What is needed ▸ Print the complete set of entries exactly.
........
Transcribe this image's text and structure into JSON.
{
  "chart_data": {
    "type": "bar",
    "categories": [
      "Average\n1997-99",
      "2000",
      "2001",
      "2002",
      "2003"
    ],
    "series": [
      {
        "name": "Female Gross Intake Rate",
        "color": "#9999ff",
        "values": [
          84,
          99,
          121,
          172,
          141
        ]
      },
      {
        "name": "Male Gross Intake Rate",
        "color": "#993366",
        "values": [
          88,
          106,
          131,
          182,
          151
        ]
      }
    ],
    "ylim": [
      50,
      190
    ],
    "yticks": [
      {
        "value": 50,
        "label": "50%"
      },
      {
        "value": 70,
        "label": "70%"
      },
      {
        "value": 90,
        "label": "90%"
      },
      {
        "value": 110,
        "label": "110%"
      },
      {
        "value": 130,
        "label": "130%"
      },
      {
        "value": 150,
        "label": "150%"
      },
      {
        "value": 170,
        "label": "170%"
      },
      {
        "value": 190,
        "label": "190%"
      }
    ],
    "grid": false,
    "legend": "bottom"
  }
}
........
Complete output ▸
Transcribe this image's text and structure into JSON.
{
  "chart_data": {
    "type": "bar",
    "categories": [
      "Average\n1997-99",
      "2000",
      "2001",
      "2002",
      "2003"
    ],
    "series": [
      {
        "name": "Female Gross Intake Rate",
        "color": "#9999ff",
        "values": [
          84,
          99,
          121,
          172,
          141
        ]
      },
      {
        "name": "Male Gross Intake Rate",
        "color": "#993366",
        "values": [
          88,
          106,
          131,
          182,
          151
        ]
      }
    ],
    "ylim": [
      50,
      190
    ],
    "yticks": [
      {
        "value": 50,
        "label": "50%"
      },
      {
        "value": 70,
        "label": "70%"
      },
      {
        "value": 90,
        "label": "90%"
      },
      {
        "value": 110,
        "label": "110%"
      },
      {
        "value": 130,
        "label": "130%"
      },
      {
        "value": 150,
        "label": "150%"
      },
      {
        "value": 170,
        "label": "170%"
      },
      {
        "value": 190,
        "label": "190%"
      }
    ],
    "grid": false,
    "legend": "bottom"
  }
}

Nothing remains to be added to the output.